**WHAT TO PRODUCE:** Look through the lines of the material and count those containing "Absorbance". Give that count alone.

BEGIN

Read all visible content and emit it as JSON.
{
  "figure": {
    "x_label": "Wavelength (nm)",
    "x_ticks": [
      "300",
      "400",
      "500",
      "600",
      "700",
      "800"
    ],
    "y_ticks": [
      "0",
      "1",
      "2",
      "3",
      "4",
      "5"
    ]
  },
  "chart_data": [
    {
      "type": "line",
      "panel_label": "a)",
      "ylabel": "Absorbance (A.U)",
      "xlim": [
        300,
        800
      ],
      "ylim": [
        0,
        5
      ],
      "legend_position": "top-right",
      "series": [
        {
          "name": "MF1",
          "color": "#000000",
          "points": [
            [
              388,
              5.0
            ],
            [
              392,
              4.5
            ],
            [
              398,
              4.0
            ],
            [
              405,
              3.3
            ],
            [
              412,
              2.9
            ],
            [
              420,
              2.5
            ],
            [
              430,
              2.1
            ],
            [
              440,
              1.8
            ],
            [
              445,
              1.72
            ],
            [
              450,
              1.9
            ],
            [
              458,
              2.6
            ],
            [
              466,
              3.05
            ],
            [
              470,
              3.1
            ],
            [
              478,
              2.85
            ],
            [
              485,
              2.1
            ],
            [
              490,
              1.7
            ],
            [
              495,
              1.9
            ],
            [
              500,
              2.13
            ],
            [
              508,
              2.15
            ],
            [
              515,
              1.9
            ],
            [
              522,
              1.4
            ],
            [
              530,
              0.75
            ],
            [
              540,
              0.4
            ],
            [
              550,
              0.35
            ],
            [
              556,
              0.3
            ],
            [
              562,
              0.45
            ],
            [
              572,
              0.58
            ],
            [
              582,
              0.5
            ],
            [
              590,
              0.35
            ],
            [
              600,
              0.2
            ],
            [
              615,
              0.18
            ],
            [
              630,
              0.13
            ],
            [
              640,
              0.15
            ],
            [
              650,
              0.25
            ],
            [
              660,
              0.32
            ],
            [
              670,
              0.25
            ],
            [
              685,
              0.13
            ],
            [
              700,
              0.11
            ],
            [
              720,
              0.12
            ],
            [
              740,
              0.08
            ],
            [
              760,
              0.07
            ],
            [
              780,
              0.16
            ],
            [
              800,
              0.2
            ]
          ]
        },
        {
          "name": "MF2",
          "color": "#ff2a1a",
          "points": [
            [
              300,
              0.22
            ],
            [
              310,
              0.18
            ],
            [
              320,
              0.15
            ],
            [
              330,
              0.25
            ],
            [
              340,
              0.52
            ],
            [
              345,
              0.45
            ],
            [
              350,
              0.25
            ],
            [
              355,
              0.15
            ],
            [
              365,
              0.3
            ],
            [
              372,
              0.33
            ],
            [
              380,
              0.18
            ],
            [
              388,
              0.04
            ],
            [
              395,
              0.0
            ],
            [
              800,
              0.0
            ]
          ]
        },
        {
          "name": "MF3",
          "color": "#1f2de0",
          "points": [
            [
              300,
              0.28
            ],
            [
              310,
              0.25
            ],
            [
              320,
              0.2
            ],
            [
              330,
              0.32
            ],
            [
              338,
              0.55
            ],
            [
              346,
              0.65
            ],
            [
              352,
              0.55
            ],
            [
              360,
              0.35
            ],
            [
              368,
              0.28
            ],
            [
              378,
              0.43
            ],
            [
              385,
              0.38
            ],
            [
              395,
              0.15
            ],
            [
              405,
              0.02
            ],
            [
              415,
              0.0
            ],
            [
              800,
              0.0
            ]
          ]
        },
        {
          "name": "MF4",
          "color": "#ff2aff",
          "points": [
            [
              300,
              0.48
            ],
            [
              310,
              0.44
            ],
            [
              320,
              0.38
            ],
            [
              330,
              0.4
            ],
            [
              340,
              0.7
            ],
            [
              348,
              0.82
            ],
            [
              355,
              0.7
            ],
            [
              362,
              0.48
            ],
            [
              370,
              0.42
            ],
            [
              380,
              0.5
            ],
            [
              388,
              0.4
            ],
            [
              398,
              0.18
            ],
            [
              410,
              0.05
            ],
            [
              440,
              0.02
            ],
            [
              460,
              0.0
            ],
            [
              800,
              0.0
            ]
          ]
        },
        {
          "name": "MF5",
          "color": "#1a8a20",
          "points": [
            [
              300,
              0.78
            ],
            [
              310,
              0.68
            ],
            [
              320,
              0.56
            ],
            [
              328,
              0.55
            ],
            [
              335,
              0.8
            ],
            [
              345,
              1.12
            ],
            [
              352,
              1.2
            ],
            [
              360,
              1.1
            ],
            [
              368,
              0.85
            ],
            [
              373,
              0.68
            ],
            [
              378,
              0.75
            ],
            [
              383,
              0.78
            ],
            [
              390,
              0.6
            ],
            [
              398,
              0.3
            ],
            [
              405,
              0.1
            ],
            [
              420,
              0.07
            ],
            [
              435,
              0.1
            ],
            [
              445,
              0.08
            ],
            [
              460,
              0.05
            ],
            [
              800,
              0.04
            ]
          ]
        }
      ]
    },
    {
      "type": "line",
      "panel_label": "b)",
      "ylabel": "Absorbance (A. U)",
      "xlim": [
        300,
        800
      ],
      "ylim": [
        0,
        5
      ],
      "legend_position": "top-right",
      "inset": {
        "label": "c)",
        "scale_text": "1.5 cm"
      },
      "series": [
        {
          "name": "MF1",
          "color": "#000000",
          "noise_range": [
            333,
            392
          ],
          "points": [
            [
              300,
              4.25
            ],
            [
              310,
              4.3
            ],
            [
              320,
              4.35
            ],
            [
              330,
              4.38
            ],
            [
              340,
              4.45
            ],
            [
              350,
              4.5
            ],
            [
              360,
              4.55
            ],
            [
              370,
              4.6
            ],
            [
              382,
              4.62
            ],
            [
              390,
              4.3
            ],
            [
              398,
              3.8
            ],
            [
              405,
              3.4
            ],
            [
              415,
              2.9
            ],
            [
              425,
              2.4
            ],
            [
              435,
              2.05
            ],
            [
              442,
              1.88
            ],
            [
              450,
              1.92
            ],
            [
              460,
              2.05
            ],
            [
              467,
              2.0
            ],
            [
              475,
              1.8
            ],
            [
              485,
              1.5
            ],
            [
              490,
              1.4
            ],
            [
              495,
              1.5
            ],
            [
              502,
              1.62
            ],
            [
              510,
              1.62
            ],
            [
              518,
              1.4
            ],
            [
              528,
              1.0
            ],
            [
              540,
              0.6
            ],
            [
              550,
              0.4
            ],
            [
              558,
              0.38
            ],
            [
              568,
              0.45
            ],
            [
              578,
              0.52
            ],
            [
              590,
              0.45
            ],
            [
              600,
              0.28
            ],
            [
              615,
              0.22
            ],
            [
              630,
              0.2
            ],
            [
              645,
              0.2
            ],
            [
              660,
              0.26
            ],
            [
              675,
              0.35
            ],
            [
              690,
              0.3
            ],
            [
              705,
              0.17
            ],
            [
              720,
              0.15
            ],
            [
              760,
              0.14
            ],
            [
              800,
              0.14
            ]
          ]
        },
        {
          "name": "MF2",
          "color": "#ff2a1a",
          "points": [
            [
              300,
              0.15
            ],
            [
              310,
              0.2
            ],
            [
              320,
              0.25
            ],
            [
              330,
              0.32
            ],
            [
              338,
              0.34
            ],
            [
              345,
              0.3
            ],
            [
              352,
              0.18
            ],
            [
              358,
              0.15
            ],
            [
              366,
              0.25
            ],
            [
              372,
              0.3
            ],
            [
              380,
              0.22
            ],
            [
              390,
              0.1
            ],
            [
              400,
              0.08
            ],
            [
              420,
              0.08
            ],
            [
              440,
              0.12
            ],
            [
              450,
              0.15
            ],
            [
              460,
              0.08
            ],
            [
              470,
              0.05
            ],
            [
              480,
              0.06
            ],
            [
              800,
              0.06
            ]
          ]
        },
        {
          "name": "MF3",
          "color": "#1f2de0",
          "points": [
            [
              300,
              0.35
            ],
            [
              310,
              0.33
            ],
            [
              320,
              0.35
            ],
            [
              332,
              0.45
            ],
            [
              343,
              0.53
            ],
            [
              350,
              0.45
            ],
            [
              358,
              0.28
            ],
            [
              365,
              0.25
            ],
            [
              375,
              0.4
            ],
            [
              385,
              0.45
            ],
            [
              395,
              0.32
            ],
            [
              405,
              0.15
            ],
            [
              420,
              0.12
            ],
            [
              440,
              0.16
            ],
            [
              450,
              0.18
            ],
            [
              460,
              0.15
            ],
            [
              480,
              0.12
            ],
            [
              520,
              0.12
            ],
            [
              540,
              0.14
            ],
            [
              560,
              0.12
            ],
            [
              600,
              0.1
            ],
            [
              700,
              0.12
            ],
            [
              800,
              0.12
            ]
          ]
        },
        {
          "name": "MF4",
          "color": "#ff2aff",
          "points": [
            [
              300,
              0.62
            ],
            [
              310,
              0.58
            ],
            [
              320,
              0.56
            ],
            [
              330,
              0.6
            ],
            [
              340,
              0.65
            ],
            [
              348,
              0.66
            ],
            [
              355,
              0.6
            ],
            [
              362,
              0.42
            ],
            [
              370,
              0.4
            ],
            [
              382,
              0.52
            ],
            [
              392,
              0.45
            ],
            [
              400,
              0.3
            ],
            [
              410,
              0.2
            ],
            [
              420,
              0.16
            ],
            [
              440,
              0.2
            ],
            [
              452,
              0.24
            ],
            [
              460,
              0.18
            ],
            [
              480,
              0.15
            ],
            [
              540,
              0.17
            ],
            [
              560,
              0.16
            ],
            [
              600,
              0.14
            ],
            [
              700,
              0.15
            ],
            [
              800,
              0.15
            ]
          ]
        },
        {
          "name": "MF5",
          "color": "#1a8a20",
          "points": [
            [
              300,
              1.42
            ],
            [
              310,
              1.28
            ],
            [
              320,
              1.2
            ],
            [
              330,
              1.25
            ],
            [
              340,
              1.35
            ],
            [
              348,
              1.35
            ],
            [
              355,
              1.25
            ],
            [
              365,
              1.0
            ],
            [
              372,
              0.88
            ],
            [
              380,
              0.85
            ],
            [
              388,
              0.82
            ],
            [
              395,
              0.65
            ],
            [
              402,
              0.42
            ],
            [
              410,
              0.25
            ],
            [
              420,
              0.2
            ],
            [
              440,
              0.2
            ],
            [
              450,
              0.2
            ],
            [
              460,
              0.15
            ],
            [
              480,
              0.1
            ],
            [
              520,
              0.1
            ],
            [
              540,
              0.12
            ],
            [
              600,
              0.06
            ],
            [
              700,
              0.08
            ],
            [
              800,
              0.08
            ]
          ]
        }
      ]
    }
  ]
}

END

**RESPONSE BELOW:** 2